======== DATA SUPPLIED ========
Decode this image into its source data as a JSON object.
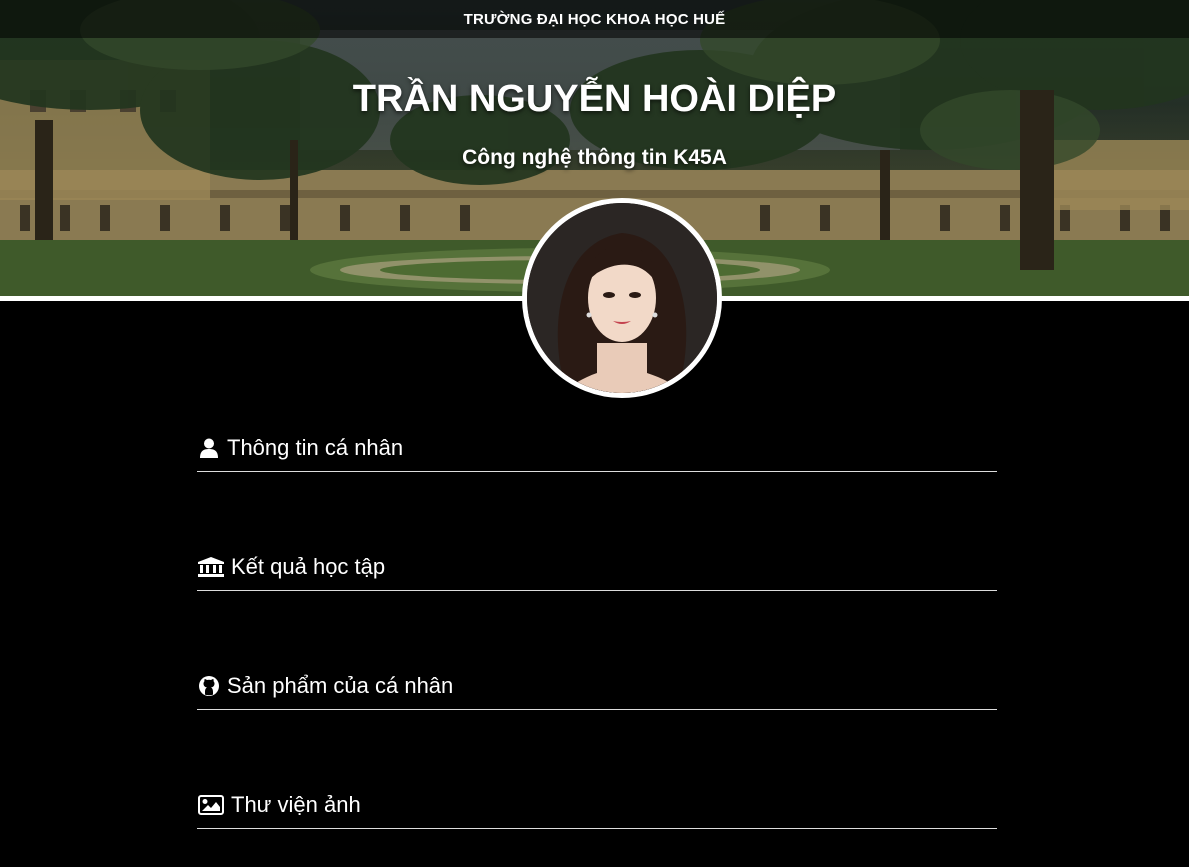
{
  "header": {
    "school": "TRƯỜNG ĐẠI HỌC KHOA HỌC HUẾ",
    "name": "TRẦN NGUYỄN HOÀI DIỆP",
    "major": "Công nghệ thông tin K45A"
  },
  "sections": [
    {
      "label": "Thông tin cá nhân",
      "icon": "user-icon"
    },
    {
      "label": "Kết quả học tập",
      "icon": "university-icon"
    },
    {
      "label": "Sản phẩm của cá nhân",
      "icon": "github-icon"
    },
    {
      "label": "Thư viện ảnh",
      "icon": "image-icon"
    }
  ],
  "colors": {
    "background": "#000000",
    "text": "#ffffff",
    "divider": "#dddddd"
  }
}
========
- **WORK TO DO**: Go through the data above and transcribe it in full, omitting any image.

- **TASK ANSWER**:
Decode this image into its source data as a JSON object.
{
  "header": {
    "school": "TRƯỜNG ĐẠI HỌC KHOA HỌC HUẾ",
    "name": "TRẦN NGUYỄN HOÀI DIỆP",
    "major": "Công nghệ thông tin K45A"
  },
  "sections": [
    {
      "label": "Thông tin cá nhân",
      "icon": "user-icon"
    },
    {
      "label": "Kết quả học tập",
      "icon": "university-icon"
    },
    {
      "label": "Sản phẩm của cá nhân",
      "icon": "github-icon"
    },
    {
      "label": "Thư viện ảnh",
      "icon": "image-icon"
    }
  ],
  "colors": {
    "background": "#000000",
    "text": "#ffffff",
    "divider": "#dddddd"
  }
}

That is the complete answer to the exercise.